GIVEN TASK.
Pictures should be excluded; otherwise, copy every entry exactly.

* Start *

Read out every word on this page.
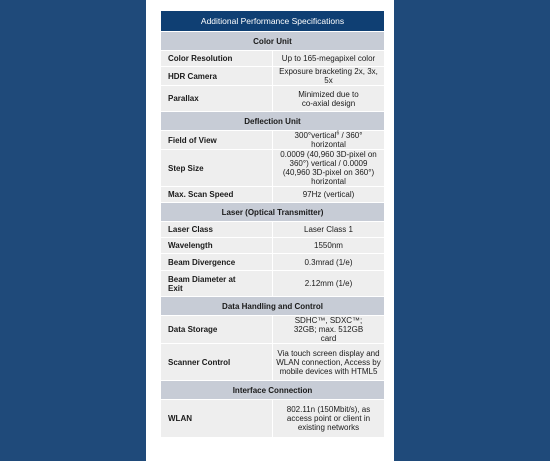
Additional Performance Specifications	
Color Unit	
Color Resolution	Up to 165-megapixel color
HDR Camera	Exposure bracketing 2x, 3x, 5x
Parallax	Minimized due to co-axial design
Deflection Unit	
Field of View	300°vertical$^6$ / 360° horizontal
Step Size	0.0009 (40,960 3D-pixel on 360°) vertical / 0.0009 (40,960 3D-pixel on 360°) horizontal
Max. Scan Speed	97Hz (vertical)
Laser (Optical Transmitter)	
Laser Class	Laser Class 1
Wavelength	1550nm
Beam Divergence	0.3mrad (1/e)
Beam Diameter at Exit	2.12mm (1/e)
Data Handling and Control	
Data Storage	SDHC™, SDXC™; 32GB; max. 512GB card
Scanner Control	Via touch screen display and WLAN connection, Access by mobile devices with HTML5
Interface Connection	
WLAN	802.11n (150Mbit/s), as access point or client in existing networks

* End *

RESULT.
Read out every word on this page.
Additional Performance Specifications	
Color Unit	
Color Resolution	Up to 165-megapixel color
HDR Camera	Exposure bracketing 2x, 3x, 5x
Parallax	Minimized due to co-axial design
Deflection Unit	
Field of View	300°vertical$^6$ / 360° horizontal
Step Size	0.0009 (40,960 3D-pixel on 360°) vertical / 0.0009 (40,960 3D-pixel on 360°) horizontal
Max. Scan Speed	97Hz (vertical)
Laser (Optical Transmitter)	
Laser Class	Laser Class 1
Wavelength	1550nm
Beam Divergence	0.3mrad (1/e)
Beam Diameter at Exit	2.12mm (1/e)
Data Handling and Control	
Data Storage	SDHC™, SDXC™; 32GB; max. 512GB card
Scanner Control	Via touch screen display and WLAN connection, Access by mobile devices with HTML5
Interface Connection	
WLAN	802.11n (150Mbit/s), as access point or client in existing networks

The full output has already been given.